Start of Data to use

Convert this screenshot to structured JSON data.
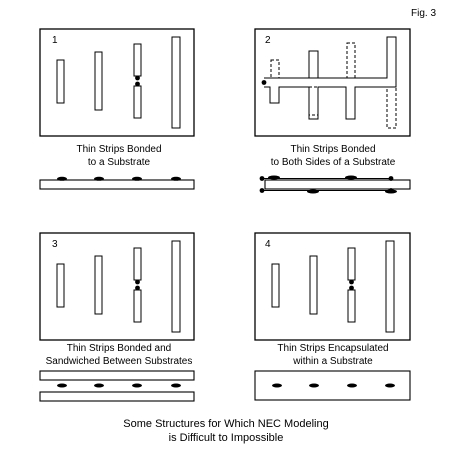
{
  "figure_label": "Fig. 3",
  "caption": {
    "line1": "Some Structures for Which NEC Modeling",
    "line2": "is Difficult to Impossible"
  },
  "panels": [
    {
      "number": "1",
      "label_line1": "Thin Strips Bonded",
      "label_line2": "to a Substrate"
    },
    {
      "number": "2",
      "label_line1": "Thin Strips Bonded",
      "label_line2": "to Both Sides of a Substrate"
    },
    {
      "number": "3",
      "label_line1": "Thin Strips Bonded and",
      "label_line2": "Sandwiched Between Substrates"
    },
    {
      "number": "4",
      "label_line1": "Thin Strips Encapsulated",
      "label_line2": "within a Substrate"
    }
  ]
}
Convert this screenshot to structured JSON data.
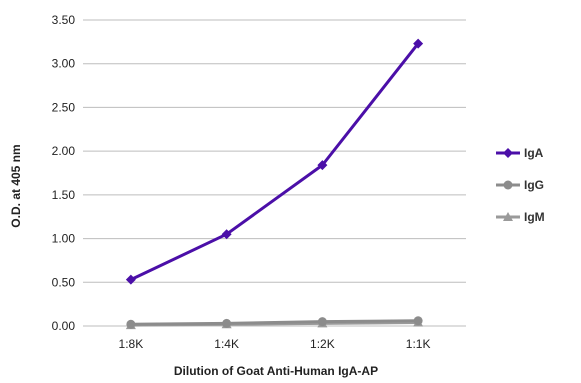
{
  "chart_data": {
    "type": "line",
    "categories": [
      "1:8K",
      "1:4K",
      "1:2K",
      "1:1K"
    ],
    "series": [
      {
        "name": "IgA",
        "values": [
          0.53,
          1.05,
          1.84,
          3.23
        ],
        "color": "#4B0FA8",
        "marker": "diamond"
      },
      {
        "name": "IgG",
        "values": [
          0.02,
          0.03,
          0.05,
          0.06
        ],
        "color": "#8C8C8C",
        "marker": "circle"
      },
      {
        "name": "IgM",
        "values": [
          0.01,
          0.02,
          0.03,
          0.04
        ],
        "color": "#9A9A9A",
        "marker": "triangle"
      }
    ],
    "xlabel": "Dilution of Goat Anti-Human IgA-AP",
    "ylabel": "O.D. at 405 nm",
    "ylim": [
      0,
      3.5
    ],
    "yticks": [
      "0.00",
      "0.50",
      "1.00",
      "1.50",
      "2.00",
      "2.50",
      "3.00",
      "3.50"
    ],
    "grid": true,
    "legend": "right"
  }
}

End of Data to use

(Given problem) Keep the pictures out of your copy, and repeat every entry above exactly.

(Exercise solution)
Convert this screenshot to structured JSON data.
{
  "figure_label": "Fig. 3",
  "caption": {
    "line1": "Some Structures for Which NEC Modeling",
    "line2": "is Difficult to Impossible"
  },
  "panels": [
    {
      "number": "1",
      "label_line1": "Thin Strips Bonded",
      "label_line2": "to a Substrate"
    },
    {
      "number": "2",
      "label_line1": "Thin Strips Bonded",
      "label_line2": "to Both Sides of a Substrate"
    },
    {
      "number": "3",
      "label_line1": "Thin Strips Bonded and",
      "label_line2": "Sandwiched Between Substrates"
    },
    {
      "number": "4",
      "label_line1": "Thin Strips Encapsulated",
      "label_line2": "within a Substrate"
    }
  ]
}
Convert this screenshot to structured JSON data.
{
  "chart_data": {
    "type": "line",
    "categories": [
      "1:8K",
      "1:4K",
      "1:2K",
      "1:1K"
    ],
    "series": [
      {
        "name": "IgA",
        "values": [
          0.53,
          1.05,
          1.84,
          3.23
        ],
        "color": "#4B0FA8",
        "marker": "diamond"
      },
      {
        "name": "IgG",
        "values": [
          0.02,
          0.03,
          0.05,
          0.06
        ],
        "color": "#8C8C8C",
        "marker": "circle"
      },
      {
        "name": "IgM",
        "values": [
          0.01,
          0.02,
          0.03,
          0.04
        ],
        "color": "#9A9A9A",
        "marker": "triangle"
      }
    ],
    "xlabel": "Dilution of Goat Anti-Human IgA-AP",
    "ylabel": "O.D. at 405 nm",
    "ylim": [
      0,
      3.5
    ],
    "yticks": [
      "0.00",
      "0.50",
      "1.00",
      "1.50",
      "2.00",
      "2.50",
      "3.00",
      "3.50"
    ],
    "grid": true,
    "legend": "right"
  }
}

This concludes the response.